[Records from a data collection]
════════════════
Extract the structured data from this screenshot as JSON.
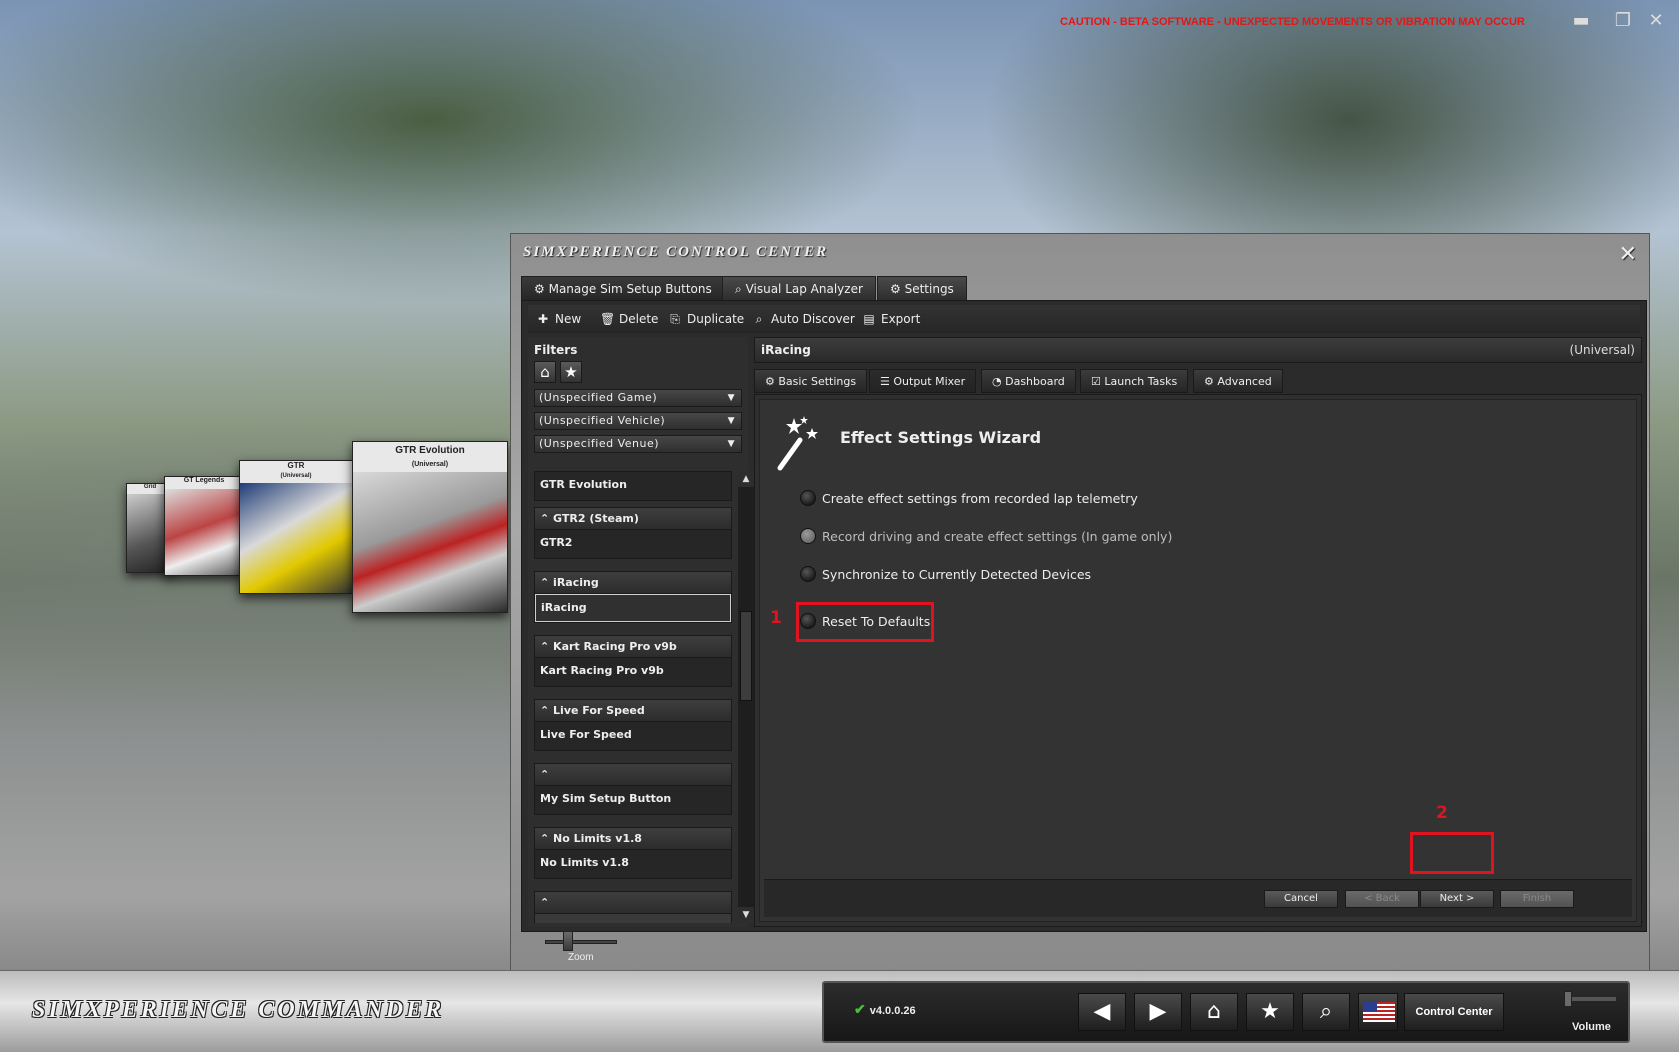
{
  "caution": "CAUTION - BETA SOFTWARE - UNEXPECTED MOVEMENTS OR VIBRATION MAY OCCUR",
  "covers": {
    "gtr_evolution_title": "GTR Evolution",
    "gtr_evolution_sub": "(Universal)",
    "gtr_title": "GTR",
    "gtr_sub": "(Universal)",
    "gt_legends_title": "GT Legends",
    "grid_title": "Grid"
  },
  "window": {
    "title": "SIMXPERIENCE CONTROL CENTER",
    "close": "✕",
    "tabs": [
      {
        "label": "Manage Sim Setup Buttons"
      },
      {
        "label": "Visual Lap Analyzer"
      },
      {
        "label": "Settings"
      }
    ]
  },
  "toolbar": {
    "new": "New",
    "delete": "Delete",
    "duplicate": "Duplicate",
    "auto_discover": "Auto Discover",
    "export": "Export"
  },
  "filters": {
    "title": "Filters",
    "game": "(Unspecified Game)",
    "vehicle": "(Unspecified Vehicle)",
    "venue": "(Unspecified Venue)"
  },
  "list": {
    "top_item": "GTR Evolution",
    "groups": [
      {
        "header": "GTR2 (Steam)",
        "item": "GTR2"
      },
      {
        "header": "iRacing",
        "item": "iRacing"
      },
      {
        "header": "Kart Racing Pro v9b",
        "item": "Kart Racing Pro v9b"
      },
      {
        "header": "Live For Speed",
        "item": "Live For Speed"
      },
      {
        "header": "",
        "item": "My Sim Setup Button"
      },
      {
        "header": "No Limits v1.8",
        "item": "No Limits v1.8"
      }
    ]
  },
  "game": {
    "name": "iRacing",
    "scope": "(Universal)"
  },
  "subtabs": [
    {
      "label": "Basic Settings"
    },
    {
      "label": "Output Mixer"
    },
    {
      "label": "Dashboard"
    },
    {
      "label": "Launch Tasks"
    },
    {
      "label": "Advanced"
    }
  ],
  "wizard": {
    "title": "Effect Settings Wizard",
    "options": [
      {
        "label": "Create effect settings from recorded lap telemetry"
      },
      {
        "label": "Record driving and create effect settings (In game only)"
      },
      {
        "label": "Synchronize to Currently Detected Devices"
      },
      {
        "label": "Reset To Defaults"
      }
    ],
    "marker_1": "1",
    "marker_2": "2",
    "buttons": {
      "cancel": "Cancel",
      "back": "< Back",
      "next": "Next >",
      "finish": "Finish"
    }
  },
  "zoom_label": "Zoom",
  "bottom": {
    "brand": "SIMXPERIENCE COMMANDER",
    "version": "v4.0.0.26",
    "control_center": "Control Center",
    "volume": "Volume"
  },
  "colors": {
    "caution": "#e01818",
    "highlight": "#e0141e",
    "check": "#44c437"
  }
}
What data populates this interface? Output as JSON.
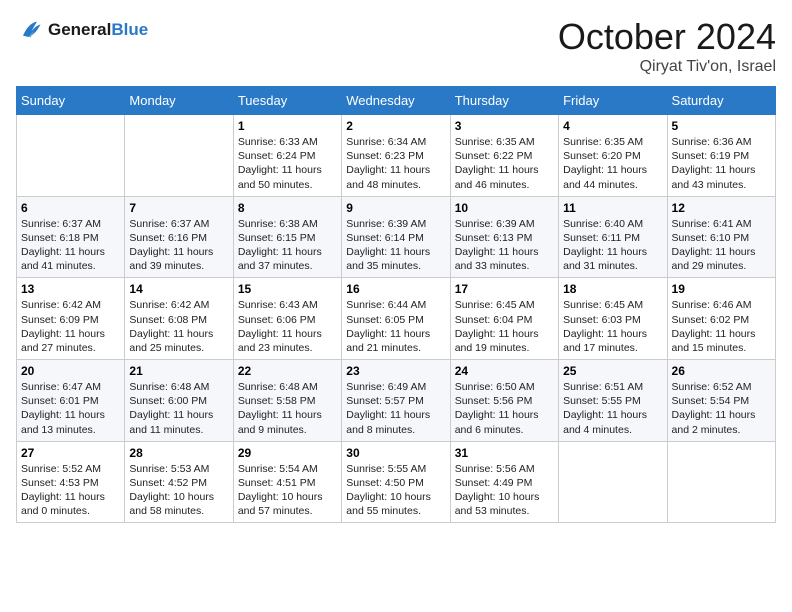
════════════════
▶ _Set exercise_:
Leave out the pictures and restate everything else word for word.

▶ _Result of this exercise_:
Extract the structured data from this screenshot as JSON.
{
  "caution": "CAUTION - BETA SOFTWARE - UNEXPECTED MOVEMENTS OR VIBRATION MAY OCCUR",
  "covers": {
    "gtr_evolution_title": "GTR Evolution",
    "gtr_evolution_sub": "(Universal)",
    "gtr_title": "GTR",
    "gtr_sub": "(Universal)",
    "gt_legends_title": "GT Legends",
    "grid_title": "Grid"
  },
  "window": {
    "title": "SIMXPERIENCE CONTROL CENTER",
    "close": "✕",
    "tabs": [
      {
        "label": "Manage Sim Setup Buttons"
      },
      {
        "label": "Visual Lap Analyzer"
      },
      {
        "label": "Settings"
      }
    ]
  },
  "toolbar": {
    "new": "New",
    "delete": "Delete",
    "duplicate": "Duplicate",
    "auto_discover": "Auto Discover",
    "export": "Export"
  },
  "filters": {
    "title": "Filters",
    "game": "(Unspecified Game)",
    "vehicle": "(Unspecified Vehicle)",
    "venue": "(Unspecified Venue)"
  },
  "list": {
    "top_item": "GTR Evolution",
    "groups": [
      {
        "header": "GTR2 (Steam)",
        "item": "GTR2"
      },
      {
        "header": "iRacing",
        "item": "iRacing"
      },
      {
        "header": "Kart Racing Pro v9b",
        "item": "Kart Racing Pro v9b"
      },
      {
        "header": "Live For Speed",
        "item": "Live For Speed"
      },
      {
        "header": "",
        "item": "My Sim Setup Button"
      },
      {
        "header": "No Limits v1.8",
        "item": "No Limits v1.8"
      }
    ]
  },
  "game": {
    "name": "iRacing",
    "scope": "(Universal)"
  },
  "subtabs": [
    {
      "label": "Basic Settings"
    },
    {
      "label": "Output Mixer"
    },
    {
      "label": "Dashboard"
    },
    {
      "label": "Launch Tasks"
    },
    {
      "label": "Advanced"
    }
  ],
  "wizard": {
    "title": "Effect Settings Wizard",
    "options": [
      {
        "label": "Create effect settings from recorded lap telemetry"
      },
      {
        "label": "Record driving and create effect settings (In game only)"
      },
      {
        "label": "Synchronize to Currently Detected Devices"
      },
      {
        "label": "Reset To Defaults"
      }
    ],
    "marker_1": "1",
    "marker_2": "2",
    "buttons": {
      "cancel": "Cancel",
      "back": "< Back",
      "next": "Next >",
      "finish": "Finish"
    }
  },
  "zoom_label": "Zoom",
  "bottom": {
    "brand": "SIMXPERIENCE COMMANDER",
    "version": "v4.0.0.26",
    "control_center": "Control Center",
    "volume": "Volume"
  },
  "colors": {
    "caution": "#e01818",
    "highlight": "#e0141e",
    "check": "#44c437"
  }
}
What data populates this interface? Output as JSON.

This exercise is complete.